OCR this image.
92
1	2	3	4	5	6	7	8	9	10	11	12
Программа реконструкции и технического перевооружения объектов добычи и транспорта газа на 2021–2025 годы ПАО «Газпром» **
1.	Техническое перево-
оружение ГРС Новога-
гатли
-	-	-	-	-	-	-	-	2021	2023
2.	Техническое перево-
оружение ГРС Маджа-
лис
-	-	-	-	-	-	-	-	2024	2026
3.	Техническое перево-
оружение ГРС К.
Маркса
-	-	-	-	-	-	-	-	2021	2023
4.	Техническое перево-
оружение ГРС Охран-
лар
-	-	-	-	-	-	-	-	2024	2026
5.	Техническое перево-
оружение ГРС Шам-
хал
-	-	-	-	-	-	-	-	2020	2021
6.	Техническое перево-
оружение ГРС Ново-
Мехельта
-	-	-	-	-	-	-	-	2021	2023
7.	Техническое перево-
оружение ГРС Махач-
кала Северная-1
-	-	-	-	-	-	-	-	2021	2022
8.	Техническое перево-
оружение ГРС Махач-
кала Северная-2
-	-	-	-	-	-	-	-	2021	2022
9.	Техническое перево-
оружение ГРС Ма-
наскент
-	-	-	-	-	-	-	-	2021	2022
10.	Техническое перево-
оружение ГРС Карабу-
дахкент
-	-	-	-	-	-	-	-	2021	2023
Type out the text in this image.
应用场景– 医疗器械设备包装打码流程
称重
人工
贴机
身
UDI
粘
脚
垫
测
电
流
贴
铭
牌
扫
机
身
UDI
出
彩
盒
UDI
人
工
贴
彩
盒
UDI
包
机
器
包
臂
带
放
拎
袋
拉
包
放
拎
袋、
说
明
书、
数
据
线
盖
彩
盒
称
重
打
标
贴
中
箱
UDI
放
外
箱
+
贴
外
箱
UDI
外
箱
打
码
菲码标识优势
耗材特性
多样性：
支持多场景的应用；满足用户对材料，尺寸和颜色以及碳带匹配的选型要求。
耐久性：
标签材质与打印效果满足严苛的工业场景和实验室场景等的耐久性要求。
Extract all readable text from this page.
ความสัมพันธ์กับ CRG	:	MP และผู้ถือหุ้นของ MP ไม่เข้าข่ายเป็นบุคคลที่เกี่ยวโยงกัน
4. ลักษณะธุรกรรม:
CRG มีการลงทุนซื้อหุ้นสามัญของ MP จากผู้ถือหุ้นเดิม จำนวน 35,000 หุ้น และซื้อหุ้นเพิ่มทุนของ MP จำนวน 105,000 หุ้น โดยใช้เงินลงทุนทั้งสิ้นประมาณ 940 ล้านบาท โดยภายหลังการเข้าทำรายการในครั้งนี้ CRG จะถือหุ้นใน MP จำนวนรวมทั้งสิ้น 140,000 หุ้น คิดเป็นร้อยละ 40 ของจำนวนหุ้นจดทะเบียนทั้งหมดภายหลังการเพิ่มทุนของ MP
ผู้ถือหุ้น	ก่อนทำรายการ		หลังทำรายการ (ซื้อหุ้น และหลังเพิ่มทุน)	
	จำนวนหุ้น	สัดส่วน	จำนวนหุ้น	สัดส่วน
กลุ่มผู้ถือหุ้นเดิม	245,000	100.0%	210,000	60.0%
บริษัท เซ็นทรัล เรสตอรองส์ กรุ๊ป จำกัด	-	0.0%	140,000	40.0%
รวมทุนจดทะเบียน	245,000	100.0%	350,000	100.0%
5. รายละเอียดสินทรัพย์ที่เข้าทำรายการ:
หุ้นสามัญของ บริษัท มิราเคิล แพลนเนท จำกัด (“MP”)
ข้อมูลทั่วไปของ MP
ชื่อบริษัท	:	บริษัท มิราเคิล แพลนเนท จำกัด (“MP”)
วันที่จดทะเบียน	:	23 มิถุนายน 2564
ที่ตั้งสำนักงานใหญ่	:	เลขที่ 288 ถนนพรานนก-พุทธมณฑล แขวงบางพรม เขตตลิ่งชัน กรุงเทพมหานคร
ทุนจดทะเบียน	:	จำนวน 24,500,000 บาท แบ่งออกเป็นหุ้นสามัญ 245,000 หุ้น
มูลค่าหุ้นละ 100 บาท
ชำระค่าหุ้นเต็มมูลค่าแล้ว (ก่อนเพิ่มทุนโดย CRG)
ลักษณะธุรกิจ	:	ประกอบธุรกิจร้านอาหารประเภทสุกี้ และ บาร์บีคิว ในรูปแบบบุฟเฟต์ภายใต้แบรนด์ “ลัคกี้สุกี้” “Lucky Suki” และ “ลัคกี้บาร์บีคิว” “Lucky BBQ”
=-=-=
Show all lines above holding "นจดทะเบ".

CRG มีการลงทุนซื้อหุ้นสามัญของ MP จากผู้ถือหุ้นเดิม จำนวน 35,000 หุ้น และซื้อหุ้นเพิ่มทุนของ MP จำนวน 105,000 หุ้น โดยใช้เงินลงทุนทั้งสิ้นประมาณ 940 ล้านบาท โดยภายหลังการเข้าทำรายการในครั้งนี้ CRG จะถือหุ้นใน MP จำนวนรวมทั้งสิ้น 140,000 หุ้น คิดเป็นร้อยละ 40 ของจำนวนหุ้นจดทะเบียนทั้งหมดภายหลังการเพิ่มทุนของ MP
รวมทุนจดทะเบียน	245,000	100.0%	350,000	100.0%
ทุนจดทะเบียน	:	จำนวน 24,500,000 บาท แบ่งออกเป็นหุ้นสามัญ 245,000 หุ้น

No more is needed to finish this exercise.